What follows is a listing; give it again exactly, in its entirety.
━━━━━━━━━━━━━━━━━━━━━━━━━━━━━━
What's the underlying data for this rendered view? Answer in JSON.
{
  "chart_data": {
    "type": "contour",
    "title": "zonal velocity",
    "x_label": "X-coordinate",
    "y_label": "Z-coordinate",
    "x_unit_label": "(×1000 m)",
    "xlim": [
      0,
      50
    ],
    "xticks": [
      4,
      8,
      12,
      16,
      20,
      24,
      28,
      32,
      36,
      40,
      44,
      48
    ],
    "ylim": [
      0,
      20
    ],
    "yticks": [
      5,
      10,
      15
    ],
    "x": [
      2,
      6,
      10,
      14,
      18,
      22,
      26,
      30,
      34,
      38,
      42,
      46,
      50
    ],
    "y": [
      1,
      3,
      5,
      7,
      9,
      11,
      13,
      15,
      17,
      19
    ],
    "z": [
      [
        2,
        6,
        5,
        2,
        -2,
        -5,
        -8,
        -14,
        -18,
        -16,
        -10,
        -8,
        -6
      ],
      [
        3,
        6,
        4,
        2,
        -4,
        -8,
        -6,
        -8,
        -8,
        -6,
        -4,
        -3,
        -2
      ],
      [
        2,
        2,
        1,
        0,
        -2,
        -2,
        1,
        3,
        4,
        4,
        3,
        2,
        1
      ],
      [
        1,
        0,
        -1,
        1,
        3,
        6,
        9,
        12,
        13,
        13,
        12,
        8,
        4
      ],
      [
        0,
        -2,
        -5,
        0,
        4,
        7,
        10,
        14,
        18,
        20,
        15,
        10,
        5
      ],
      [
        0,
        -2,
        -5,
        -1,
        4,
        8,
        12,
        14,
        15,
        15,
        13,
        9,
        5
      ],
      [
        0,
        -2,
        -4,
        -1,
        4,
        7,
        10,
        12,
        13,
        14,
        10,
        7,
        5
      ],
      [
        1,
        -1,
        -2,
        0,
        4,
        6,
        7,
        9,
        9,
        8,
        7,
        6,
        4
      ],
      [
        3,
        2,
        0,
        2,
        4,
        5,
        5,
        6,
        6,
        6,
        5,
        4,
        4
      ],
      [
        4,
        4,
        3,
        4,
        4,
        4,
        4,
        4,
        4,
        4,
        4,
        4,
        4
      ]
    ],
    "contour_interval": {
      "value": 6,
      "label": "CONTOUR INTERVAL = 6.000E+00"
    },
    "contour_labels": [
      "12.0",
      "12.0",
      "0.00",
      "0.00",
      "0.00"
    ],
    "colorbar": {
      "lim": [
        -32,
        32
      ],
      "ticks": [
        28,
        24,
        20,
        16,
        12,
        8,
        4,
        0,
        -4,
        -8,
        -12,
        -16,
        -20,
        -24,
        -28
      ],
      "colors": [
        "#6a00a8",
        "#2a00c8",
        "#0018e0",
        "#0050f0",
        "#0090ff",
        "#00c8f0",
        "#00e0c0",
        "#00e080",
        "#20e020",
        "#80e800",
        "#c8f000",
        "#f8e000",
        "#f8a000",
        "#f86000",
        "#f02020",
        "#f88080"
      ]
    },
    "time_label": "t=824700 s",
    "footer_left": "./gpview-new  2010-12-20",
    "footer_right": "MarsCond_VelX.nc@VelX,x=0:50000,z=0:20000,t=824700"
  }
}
━━━━━━━━━━━━━━━━━━━━━━━━━━━━━━
- _Result of this exercise_:
What's the underlying data for this rendered view? Answer in JSON.
{
  "chart_data": {
    "type": "contour",
    "title": "zonal velocity",
    "x_label": "X-coordinate",
    "y_label": "Z-coordinate",
    "x_unit_label": "(×1000 m)",
    "xlim": [
      0,
      50
    ],
    "xticks": [
      4,
      8,
      12,
      16,
      20,
      24,
      28,
      32,
      36,
      40,
      44,
      48
    ],
    "ylim": [
      0,
      20
    ],
    "yticks": [
      5,
      10,
      15
    ],
    "x": [
      2,
      6,
      10,
      14,
      18,
      22,
      26,
      30,
      34,
      38,
      42,
      46,
      50
    ],
    "y": [
      1,
      3,
      5,
      7,
      9,
      11,
      13,
      15,
      17,
      19
    ],
    "z": [
      [
        2,
        6,
        5,
        2,
        -2,
        -5,
        -8,
        -14,
        -18,
        -16,
        -10,
        -8,
        -6
      ],
      [
        3,
        6,
        4,
        2,
        -4,
        -8,
        -6,
        -8,
        -8,
        -6,
        -4,
        -3,
        -2
      ],
      [
        2,
        2,
        1,
        0,
        -2,
        -2,
        1,
        3,
        4,
        4,
        3,
        2,
        1
      ],
      [
        1,
        0,
        -1,
        1,
        3,
        6,
        9,
        12,
        13,
        13,
        12,
        8,
        4
      ],
      [
        0,
        -2,
        -5,
        0,
        4,
        7,
        10,
        14,
        18,
        20,
        15,
        10,
        5
      ],
      [
        0,
        -2,
        -5,
        -1,
        4,
        8,
        12,
        14,
        15,
        15,
        13,
        9,
        5
      ],
      [
        0,
        -2,
        -4,
        -1,
        4,
        7,
        10,
        12,
        13,
        14,
        10,
        7,
        5
      ],
      [
        1,
        -1,
        -2,
        0,
        4,
        6,
        7,
        9,
        9,
        8,
        7,
        6,
        4
      ],
      [
        3,
        2,
        0,
        2,
        4,
        5,
        5,
        6,
        6,
        6,
        5,
        4,
        4
      ],
      [
        4,
        4,
        3,
        4,
        4,
        4,
        4,
        4,
        4,
        4,
        4,
        4,
        4
      ]
    ],
    "contour_interval": {
      "value": 6,
      "label": "CONTOUR INTERVAL = 6.000E+00"
    },
    "contour_labels": [
      "12.0",
      "12.0",
      "0.00",
      "0.00",
      "0.00"
    ],
    "colorbar": {
      "lim": [
        -32,
        32
      ],
      "ticks": [
        28,
        24,
        20,
        16,
        12,
        8,
        4,
        0,
        -4,
        -8,
        -12,
        -16,
        -20,
        -24,
        -28
      ],
      "colors": [
        "#6a00a8",
        "#2a00c8",
        "#0018e0",
        "#0050f0",
        "#0090ff",
        "#00c8f0",
        "#00e0c0",
        "#00e080",
        "#20e020",
        "#80e800",
        "#c8f000",
        "#f8e000",
        "#f8a000",
        "#f86000",
        "#f02020",
        "#f88080"
      ]
    },
    "time_label": "t=824700 s",
    "footer_left": "./gpview-new  2010-12-20",
    "footer_right": "MarsCond_VelX.nc@VelX,x=0:50000,z=0:20000,t=824700"
  }
}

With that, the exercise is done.